■ Objective: Repeat the lines that follow, leaving nothing out.

■ Supplied records:
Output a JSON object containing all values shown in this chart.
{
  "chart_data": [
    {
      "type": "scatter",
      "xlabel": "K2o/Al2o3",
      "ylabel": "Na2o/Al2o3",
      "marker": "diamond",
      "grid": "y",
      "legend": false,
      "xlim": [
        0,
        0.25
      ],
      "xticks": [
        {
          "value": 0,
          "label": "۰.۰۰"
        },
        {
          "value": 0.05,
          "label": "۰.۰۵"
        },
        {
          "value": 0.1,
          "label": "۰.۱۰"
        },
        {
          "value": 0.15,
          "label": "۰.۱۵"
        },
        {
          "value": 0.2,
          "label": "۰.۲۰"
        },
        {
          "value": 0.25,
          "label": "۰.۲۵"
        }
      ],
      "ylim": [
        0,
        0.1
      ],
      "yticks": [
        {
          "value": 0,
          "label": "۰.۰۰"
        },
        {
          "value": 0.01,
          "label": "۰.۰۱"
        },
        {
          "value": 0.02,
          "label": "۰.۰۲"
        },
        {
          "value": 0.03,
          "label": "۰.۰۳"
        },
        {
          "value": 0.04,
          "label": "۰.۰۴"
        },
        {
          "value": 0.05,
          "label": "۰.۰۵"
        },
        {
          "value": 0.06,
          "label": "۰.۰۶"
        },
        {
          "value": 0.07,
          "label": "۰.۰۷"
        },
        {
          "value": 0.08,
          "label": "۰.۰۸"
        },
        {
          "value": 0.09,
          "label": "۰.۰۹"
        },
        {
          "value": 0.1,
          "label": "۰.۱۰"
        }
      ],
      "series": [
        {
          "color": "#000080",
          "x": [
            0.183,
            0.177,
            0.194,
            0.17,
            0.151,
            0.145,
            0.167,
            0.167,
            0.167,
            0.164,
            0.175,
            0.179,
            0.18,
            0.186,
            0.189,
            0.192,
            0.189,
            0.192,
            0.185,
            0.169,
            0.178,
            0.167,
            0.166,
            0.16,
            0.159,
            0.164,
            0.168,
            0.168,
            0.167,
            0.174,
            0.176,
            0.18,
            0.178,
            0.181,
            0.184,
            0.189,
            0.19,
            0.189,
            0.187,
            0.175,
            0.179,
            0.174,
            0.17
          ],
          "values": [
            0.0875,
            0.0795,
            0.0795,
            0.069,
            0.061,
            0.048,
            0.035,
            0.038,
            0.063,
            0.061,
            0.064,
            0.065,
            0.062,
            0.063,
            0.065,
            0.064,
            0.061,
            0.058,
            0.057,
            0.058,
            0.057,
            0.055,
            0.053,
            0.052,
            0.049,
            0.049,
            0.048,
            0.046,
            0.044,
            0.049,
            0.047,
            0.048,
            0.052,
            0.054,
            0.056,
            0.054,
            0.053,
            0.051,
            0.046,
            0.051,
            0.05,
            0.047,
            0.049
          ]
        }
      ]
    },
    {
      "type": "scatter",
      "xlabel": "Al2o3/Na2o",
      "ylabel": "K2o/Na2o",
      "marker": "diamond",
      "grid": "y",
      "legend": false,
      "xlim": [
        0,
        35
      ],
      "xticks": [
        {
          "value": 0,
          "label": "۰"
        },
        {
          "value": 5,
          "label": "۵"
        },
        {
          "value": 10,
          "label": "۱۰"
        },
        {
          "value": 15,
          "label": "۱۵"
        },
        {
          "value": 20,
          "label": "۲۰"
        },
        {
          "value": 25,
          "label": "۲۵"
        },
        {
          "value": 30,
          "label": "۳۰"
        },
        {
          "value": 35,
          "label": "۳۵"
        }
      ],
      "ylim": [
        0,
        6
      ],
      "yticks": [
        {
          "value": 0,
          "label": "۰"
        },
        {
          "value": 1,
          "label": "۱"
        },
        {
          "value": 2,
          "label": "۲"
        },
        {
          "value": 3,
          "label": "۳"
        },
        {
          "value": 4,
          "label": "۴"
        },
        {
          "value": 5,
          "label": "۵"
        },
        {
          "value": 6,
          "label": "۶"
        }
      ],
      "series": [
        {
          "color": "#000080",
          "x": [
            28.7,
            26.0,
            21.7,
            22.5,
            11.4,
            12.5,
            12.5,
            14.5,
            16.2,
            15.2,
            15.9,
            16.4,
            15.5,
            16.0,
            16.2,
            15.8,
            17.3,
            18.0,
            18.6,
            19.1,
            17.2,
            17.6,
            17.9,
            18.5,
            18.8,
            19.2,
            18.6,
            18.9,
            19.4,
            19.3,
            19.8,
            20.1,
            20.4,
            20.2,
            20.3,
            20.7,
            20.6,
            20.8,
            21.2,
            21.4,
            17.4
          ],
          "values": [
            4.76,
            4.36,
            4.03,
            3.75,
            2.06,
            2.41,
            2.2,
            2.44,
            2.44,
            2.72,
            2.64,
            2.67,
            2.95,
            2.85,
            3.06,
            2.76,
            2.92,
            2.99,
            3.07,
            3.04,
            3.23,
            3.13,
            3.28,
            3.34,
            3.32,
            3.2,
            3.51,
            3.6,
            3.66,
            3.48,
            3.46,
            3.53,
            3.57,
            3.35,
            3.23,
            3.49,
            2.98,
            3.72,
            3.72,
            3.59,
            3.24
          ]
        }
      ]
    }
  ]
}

■ Exercise response:
Output a JSON object containing all values shown in this chart.
{
  "chart_data": [
    {
      "type": "scatter",
      "xlabel": "K2o/Al2o3",
      "ylabel": "Na2o/Al2o3",
      "marker": "diamond",
      "grid": "y",
      "legend": false,
      "xlim": [
        0,
        0.25
      ],
      "xticks": [
        {
          "value": 0,
          "label": "۰.۰۰"
        },
        {
          "value": 0.05,
          "label": "۰.۰۵"
        },
        {
          "value": 0.1,
          "label": "۰.۱۰"
        },
        {
          "value": 0.15,
          "label": "۰.۱۵"
        },
        {
          "value": 0.2,
          "label": "۰.۲۰"
        },
        {
          "value": 0.25,
          "label": "۰.۲۵"
        }
      ],
      "ylim": [
        0,
        0.1
      ],
      "yticks": [
        {
          "value": 0,
          "label": "۰.۰۰"
        },
        {
          "value": 0.01,
          "label": "۰.۰۱"
        },
        {
          "value": 0.02,
          "label": "۰.۰۲"
        },
        {
          "value": 0.03,
          "label": "۰.۰۳"
        },
        {
          "value": 0.04,
          "label": "۰.۰۴"
        },
        {
          "value": 0.05,
          "label": "۰.۰۵"
        },
        {
          "value": 0.06,
          "label": "۰.۰۶"
        },
        {
          "value": 0.07,
          "label": "۰.۰۷"
        },
        {
          "value": 0.08,
          "label": "۰.۰۸"
        },
        {
          "value": 0.09,
          "label": "۰.۰۹"
        },
        {
          "value": 0.1,
          "label": "۰.۱۰"
        }
      ],
      "series": [
        {
          "color": "#000080",
          "x": [
            0.183,
            0.177,
            0.194,
            0.17,
            0.151,
            0.145,
            0.167,
            0.167,
            0.167,
            0.164,
            0.175,
            0.179,
            0.18,
            0.186,
            0.189,
            0.192,
            0.189,
            0.192,
            0.185,
            0.169,
            0.178,
            0.167,
            0.166,
            0.16,
            0.159,
            0.164,
            0.168,
            0.168,
            0.167,
            0.174,
            0.176,
            0.18,
            0.178,
            0.181,
            0.184,
            0.189,
            0.19,
            0.189,
            0.187,
            0.175,
            0.179,
            0.174,
            0.17
          ],
          "values": [
            0.0875,
            0.0795,
            0.0795,
            0.069,
            0.061,
            0.048,
            0.035,
            0.038,
            0.063,
            0.061,
            0.064,
            0.065,
            0.062,
            0.063,
            0.065,
            0.064,
            0.061,
            0.058,
            0.057,
            0.058,
            0.057,
            0.055,
            0.053,
            0.052,
            0.049,
            0.049,
            0.048,
            0.046,
            0.044,
            0.049,
            0.047,
            0.048,
            0.052,
            0.054,
            0.056,
            0.054,
            0.053,
            0.051,
            0.046,
            0.051,
            0.05,
            0.047,
            0.049
          ]
        }
      ]
    },
    {
      "type": "scatter",
      "xlabel": "Al2o3/Na2o",
      "ylabel": "K2o/Na2o",
      "marker": "diamond",
      "grid": "y",
      "legend": false,
      "xlim": [
        0,
        35
      ],
      "xticks": [
        {
          "value": 0,
          "label": "۰"
        },
        {
          "value": 5,
          "label": "۵"
        },
        {
          "value": 10,
          "label": "۱۰"
        },
        {
          "value": 15,
          "label": "۱۵"
        },
        {
          "value": 20,
          "label": "۲۰"
        },
        {
          "value": 25,
          "label": "۲۵"
        },
        {
          "value": 30,
          "label": "۳۰"
        },
        {
          "value": 35,
          "label": "۳۵"
        }
      ],
      "ylim": [
        0,
        6
      ],
      "yticks": [
        {
          "value": 0,
          "label": "۰"
        },
        {
          "value": 1,
          "label": "۱"
        },
        {
          "value": 2,
          "label": "۲"
        },
        {
          "value": 3,
          "label": "۳"
        },
        {
          "value": 4,
          "label": "۴"
        },
        {
          "value": 5,
          "label": "۵"
        },
        {
          "value": 6,
          "label": "۶"
        }
      ],
      "series": [
        {
          "color": "#000080",
          "x": [
            28.7,
            26.0,
            21.7,
            22.5,
            11.4,
            12.5,
            12.5,
            14.5,
            16.2,
            15.2,
            15.9,
            16.4,
            15.5,
            16.0,
            16.2,
            15.8,
            17.3,
            18.0,
            18.6,
            19.1,
            17.2,
            17.6,
            17.9,
            18.5,
            18.8,
            19.2,
            18.6,
            18.9,
            19.4,
            19.3,
            19.8,
            20.1,
            20.4,
            20.2,
            20.3,
            20.7,
            20.6,
            20.8,
            21.2,
            21.4,
            17.4
          ],
          "values": [
            4.76,
            4.36,
            4.03,
            3.75,
            2.06,
            2.41,
            2.2,
            2.44,
            2.44,
            2.72,
            2.64,
            2.67,
            2.95,
            2.85,
            3.06,
            2.76,
            2.92,
            2.99,
            3.07,
            3.04,
            3.23,
            3.13,
            3.28,
            3.34,
            3.32,
            3.2,
            3.51,
            3.6,
            3.66,
            3.48,
            3.46,
            3.53,
            3.57,
            3.35,
            3.23,
            3.49,
            2.98,
            3.72,
            3.72,
            3.59,
            3.24
          ]
        }
      ]
    }
  ]
}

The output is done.